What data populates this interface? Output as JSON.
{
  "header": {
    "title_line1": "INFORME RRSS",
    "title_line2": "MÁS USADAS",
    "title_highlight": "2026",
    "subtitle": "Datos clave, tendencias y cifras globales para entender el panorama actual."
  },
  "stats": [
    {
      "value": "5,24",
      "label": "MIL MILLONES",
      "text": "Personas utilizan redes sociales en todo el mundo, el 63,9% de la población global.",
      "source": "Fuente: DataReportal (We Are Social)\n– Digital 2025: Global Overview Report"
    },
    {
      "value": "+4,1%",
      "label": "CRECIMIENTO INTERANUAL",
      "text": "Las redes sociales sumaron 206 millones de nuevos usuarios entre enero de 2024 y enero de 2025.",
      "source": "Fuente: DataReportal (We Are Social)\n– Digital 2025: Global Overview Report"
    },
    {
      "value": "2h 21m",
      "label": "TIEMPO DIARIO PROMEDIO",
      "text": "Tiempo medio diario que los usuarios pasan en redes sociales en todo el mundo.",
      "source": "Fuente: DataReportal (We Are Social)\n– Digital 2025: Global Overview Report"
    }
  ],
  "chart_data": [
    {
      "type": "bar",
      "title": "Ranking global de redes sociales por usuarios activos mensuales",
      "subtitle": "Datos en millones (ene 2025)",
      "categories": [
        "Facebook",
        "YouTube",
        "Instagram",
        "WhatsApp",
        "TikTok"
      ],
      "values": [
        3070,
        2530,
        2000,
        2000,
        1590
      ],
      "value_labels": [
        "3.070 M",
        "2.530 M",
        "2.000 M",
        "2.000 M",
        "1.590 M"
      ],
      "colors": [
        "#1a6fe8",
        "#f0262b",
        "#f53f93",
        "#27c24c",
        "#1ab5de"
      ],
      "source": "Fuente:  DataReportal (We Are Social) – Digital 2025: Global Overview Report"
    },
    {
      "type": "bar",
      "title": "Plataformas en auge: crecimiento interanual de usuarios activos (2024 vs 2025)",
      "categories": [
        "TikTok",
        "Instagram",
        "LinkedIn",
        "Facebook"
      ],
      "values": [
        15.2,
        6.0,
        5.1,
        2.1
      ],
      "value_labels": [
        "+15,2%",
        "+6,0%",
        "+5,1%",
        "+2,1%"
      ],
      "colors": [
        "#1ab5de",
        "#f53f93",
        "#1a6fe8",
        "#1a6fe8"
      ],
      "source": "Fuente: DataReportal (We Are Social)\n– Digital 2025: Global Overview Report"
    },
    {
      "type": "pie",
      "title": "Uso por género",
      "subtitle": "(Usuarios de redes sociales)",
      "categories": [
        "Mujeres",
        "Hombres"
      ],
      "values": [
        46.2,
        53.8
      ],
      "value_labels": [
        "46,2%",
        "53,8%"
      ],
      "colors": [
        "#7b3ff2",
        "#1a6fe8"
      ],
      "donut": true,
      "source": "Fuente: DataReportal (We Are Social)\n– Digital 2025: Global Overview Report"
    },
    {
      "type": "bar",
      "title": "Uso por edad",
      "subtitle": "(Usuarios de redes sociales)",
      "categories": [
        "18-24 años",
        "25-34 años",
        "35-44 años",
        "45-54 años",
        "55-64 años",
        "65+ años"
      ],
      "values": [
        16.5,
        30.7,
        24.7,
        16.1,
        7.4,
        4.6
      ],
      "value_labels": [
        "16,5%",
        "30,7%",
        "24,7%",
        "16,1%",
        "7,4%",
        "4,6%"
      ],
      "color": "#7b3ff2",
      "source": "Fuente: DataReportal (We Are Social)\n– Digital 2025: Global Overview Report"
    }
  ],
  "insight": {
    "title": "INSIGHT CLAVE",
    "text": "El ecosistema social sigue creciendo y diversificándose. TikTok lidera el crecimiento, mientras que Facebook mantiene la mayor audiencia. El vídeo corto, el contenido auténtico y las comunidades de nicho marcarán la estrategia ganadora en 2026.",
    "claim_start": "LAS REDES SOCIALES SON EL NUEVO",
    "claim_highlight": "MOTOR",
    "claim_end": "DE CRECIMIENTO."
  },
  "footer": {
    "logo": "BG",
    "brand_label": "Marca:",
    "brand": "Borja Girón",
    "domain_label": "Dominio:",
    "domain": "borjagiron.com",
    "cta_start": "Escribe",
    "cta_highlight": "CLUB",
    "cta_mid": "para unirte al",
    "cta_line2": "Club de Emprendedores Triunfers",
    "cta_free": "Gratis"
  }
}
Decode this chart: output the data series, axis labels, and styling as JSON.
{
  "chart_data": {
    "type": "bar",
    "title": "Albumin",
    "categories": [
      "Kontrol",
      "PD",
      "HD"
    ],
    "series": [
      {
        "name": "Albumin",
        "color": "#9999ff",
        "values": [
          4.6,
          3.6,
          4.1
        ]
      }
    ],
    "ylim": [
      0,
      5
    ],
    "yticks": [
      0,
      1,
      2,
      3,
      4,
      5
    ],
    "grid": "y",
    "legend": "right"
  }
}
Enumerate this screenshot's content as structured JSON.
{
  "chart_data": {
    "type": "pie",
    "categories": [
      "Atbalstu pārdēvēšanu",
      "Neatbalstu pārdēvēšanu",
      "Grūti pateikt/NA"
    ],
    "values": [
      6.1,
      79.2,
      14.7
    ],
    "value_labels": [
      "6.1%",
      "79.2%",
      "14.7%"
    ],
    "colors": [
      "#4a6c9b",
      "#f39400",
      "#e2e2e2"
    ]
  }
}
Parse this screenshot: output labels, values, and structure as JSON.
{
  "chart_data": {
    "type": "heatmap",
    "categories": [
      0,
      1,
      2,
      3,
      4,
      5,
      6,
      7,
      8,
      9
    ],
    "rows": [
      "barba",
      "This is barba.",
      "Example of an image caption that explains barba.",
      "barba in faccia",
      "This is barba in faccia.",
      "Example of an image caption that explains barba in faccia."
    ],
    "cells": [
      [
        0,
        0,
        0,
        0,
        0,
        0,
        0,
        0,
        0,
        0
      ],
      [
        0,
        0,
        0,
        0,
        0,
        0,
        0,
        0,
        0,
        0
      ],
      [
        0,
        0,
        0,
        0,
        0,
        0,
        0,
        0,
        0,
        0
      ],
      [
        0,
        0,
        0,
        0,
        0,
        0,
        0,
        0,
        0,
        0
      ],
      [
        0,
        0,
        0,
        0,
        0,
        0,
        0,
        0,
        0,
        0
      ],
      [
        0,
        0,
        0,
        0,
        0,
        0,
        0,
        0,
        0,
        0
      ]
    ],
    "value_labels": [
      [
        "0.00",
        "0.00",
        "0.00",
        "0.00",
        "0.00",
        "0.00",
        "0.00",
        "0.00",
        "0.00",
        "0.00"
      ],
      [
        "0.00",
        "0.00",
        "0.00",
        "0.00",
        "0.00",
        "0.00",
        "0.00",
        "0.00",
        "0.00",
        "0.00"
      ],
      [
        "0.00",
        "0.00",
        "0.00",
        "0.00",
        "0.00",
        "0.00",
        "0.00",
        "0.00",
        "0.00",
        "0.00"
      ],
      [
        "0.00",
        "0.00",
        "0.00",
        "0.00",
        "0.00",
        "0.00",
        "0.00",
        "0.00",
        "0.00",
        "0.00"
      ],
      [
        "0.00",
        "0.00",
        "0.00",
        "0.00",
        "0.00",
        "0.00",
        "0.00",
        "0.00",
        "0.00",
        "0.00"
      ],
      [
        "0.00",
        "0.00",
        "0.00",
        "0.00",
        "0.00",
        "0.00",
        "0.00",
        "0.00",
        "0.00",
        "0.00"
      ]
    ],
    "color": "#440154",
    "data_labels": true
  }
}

WORK TO BE COMPLETED –
Each entry is to be returned in full, character for character.

WRITTEN SOLUTION –
What data populates this interface? Output as JSON.
{
  "header": {
    "title_line1": "INFORME RRSS",
    "title_line2": "MÁS USADAS",
    "title_highlight": "2026",
    "subtitle": "Datos clave, tendencias y cifras globales para entender el panorama actual."
  },
  "stats": [
    {
      "value": "5,24",
      "label": "MIL MILLONES",
      "text": "Personas utilizan redes sociales en todo el mundo, el 63,9% de la población global.",
      "source": "Fuente: DataReportal (We Are Social)\n– Digital 2025: Global Overview Report"
    },
    {
      "value": "+4,1%",
      "label": "CRECIMIENTO INTERANUAL",
      "text": "Las redes sociales sumaron 206 millones de nuevos usuarios entre enero de 2024 y enero de 2025.",
      "source": "Fuente: DataReportal (We Are Social)\n– Digital 2025: Global Overview Report"
    },
    {
      "value": "2h 21m",
      "label": "TIEMPO DIARIO PROMEDIO",
      "text": "Tiempo medio diario que los usuarios pasan en redes sociales en todo el mundo.",
      "source": "Fuente: DataReportal (We Are Social)\n– Digital 2025: Global Overview Report"
    }
  ],
  "chart_data": [
    {
      "type": "bar",
      "title": "Ranking global de redes sociales por usuarios activos mensuales",
      "subtitle": "Datos en millones (ene 2025)",
      "categories": [
        "Facebook",
        "YouTube",
        "Instagram",
        "WhatsApp",
        "TikTok"
      ],
      "values": [
        3070,
        2530,
        2000,
        2000,
        1590
      ],
      "value_labels": [
        "3.070 M",
        "2.530 M",
        "2.000 M",
        "2.000 M",
        "1.590 M"
      ],
      "colors": [
        "#1a6fe8",
        "#f0262b",
        "#f53f93",
        "#27c24c",
        "#1ab5de"
      ],
      "source": "Fuente:  DataReportal (We Are Social) – Digital 2025: Global Overview Report"
    },
    {
      "type": "bar",
      "title": "Plataformas en auge: crecimiento interanual de usuarios activos (2024 vs 2025)",
      "categories": [
        "TikTok",
        "Instagram",
        "LinkedIn",
        "Facebook"
      ],
      "values": [
        15.2,
        6.0,
        5.1,
        2.1
      ],
      "value_labels": [
        "+15,2%",
        "+6,0%",
        "+5,1%",
        "+2,1%"
      ],
      "colors": [
        "#1ab5de",
        "#f53f93",
        "#1a6fe8",
        "#1a6fe8"
      ],
      "source": "Fuente: DataReportal (We Are Social)\n– Digital 2025: Global Overview Report"
    },
    {
      "type": "pie",
      "title": "Uso por género",
      "subtitle": "(Usuarios de redes sociales)",
      "categories": [
        "Mujeres",
        "Hombres"
      ],
      "values": [
        46.2,
        53.8
      ],
      "value_labels": [
        "46,2%",
        "53,8%"
      ],
      "colors": [
        "#7b3ff2",
        "#1a6fe8"
      ],
      "donut": true,
      "source": "Fuente: DataReportal (We Are Social)\n– Digital 2025: Global Overview Report"
    },
    {
      "type": "bar",
      "title": "Uso por edad",
      "subtitle": "(Usuarios de redes sociales)",
      "categories": [
        "18-24 años",
        "25-34 años",
        "35-44 años",
        "45-54 años",
        "55-64 años",
        "65+ años"
      ],
      "values": [
        16.5,
        30.7,
        24.7,
        16.1,
        7.4,
        4.6
      ],
      "value_labels": [
        "16,5%",
        "30,7%",
        "24,7%",
        "16,1%",
        "7,4%",
        "4,6%"
      ],
      "color": "#7b3ff2",
      "source": "Fuente: DataReportal (We Are Social)\n– Digital 2025: Global Overview Report"
    }
  ],
  "insight": {
    "title": "INSIGHT CLAVE",
    "text": "El ecosistema social sigue creciendo y diversificándose. TikTok lidera el crecimiento, mientras que Facebook mantiene la mayor audiencia. El vídeo corto, el contenido auténtico y las comunidades de nicho marcarán la estrategia ganadora en 2026.",
    "claim_start": "LAS REDES SOCIALES SON EL NUEVO",
    "claim_highlight": "MOTOR",
    "claim_end": "DE CRECIMIENTO."
  },
  "footer": {
    "logo": "BG",
    "brand_label": "Marca:",
    "brand": "Borja Girón",
    "domain_label": "Dominio:",
    "domain": "borjagiron.com",
    "cta_start": "Escribe",
    "cta_highlight": "CLUB",
    "cta_mid": "para unirte al",
    "cta_line2": "Club de Emprendedores Triunfers",
    "cta_free": "Gratis"
  }
}
Decode this chart: output the data series, axis labels, and styling as JSON.
{
  "chart_data": {
    "type": "bar",
    "title": "Albumin",
    "categories": [
      "Kontrol",
      "PD",
      "HD"
    ],
    "series": [
      {
        "name": "Albumin",
        "color": "#9999ff",
        "values": [
          4.6,
          3.6,
          4.1
        ]
      }
    ],
    "ylim": [
      0,
      5
    ],
    "yticks": [
      0,
      1,
      2,
      3,
      4,
      5
    ],
    "grid": "y",
    "legend": "right"
  }
}
Enumerate this screenshot's content as structured JSON.
{
  "chart_data": {
    "type": "pie",
    "categories": [
      "Atbalstu pārdēvēšanu",
      "Neatbalstu pārdēvēšanu",
      "Grūti pateikt/NA"
    ],
    "values": [
      6.1,
      79.2,
      14.7
    ],
    "value_labels": [
      "6.1%",
      "79.2%",
      "14.7%"
    ],
    "colors": [
      "#4a6c9b",
      "#f39400",
      "#e2e2e2"
    ]
  }
}
Parse this screenshot: output labels, values, and structure as JSON.
{
  "chart_data": {
    "type": "heatmap",
    "categories": [
      0,
      1,
      2,
      3,
      4,
      5,
      6,
      7,
      8,
      9
    ],
    "rows": [
      "barba",
      "This is barba.",
      "Example of an image caption that explains barba.",
      "barba in faccia",
      "This is barba in faccia.",
      "Example of an image caption that explains barba in faccia."
    ],
    "cells": [
      [
        0,
        0,
        0,
        0,
        0,
        0,
        0,
        0,
        0,
        0
      ],
      [
        0,
        0,
        0,
        0,
        0,
        0,
        0,
        0,
        0,
        0
      ],
      [
        0,
        0,
        0,
        0,
        0,
        0,
        0,
        0,
        0,
        0
      ],
      [
        0,
        0,
        0,
        0,
        0,
        0,
        0,
        0,
        0,
        0
      ],
      [
        0,
        0,
        0,
        0,
        0,
        0,
        0,
        0,
        0,
        0
      ],
      [
        0,
        0,
        0,
        0,
        0,
        0,
        0,
        0,
        0,
        0
      ]
    ],
    "value_labels": [
      [
        "0.00",
        "0.00",
        "0.00",
        "0.00",
        "0.00",
        "0.00",
        "0.00",
        "0.00",
        "0.00",
        "0.00"
      ],
      [
        "0.00",
        "0.00",
        "0.00",
        "0.00",
        "0.00",
        "0.00",
        "0.00",
        "0.00",
        "0.00",
        "0.00"
      ],
      [
        "0.00",
        "0.00",
        "0.00",
        "0.00",
        "0.00",
        "0.00",
        "0.00",
        "0.00",
        "0.00",
        "0.00"
      ],
      [
        "0.00",
        "0.00",
        "0.00",
        "0.00",
        "0.00",
        "0.00",
        "0.00",
        "0.00",
        "0.00",
        "0.00"
      ],
      [
        "0.00",
        "0.00",
        "0.00",
        "0.00",
        "0.00",
        "0.00",
        "0.00",
        "0.00",
        "0.00",
        "0.00"
      ],
      [
        "0.00",
        "0.00",
        "0.00",
        "0.00",
        "0.00",
        "0.00",
        "0.00",
        "0.00",
        "0.00",
        "0.00"
      ]
    ],
    "color": "#440154",
    "data_labels": true
  }
}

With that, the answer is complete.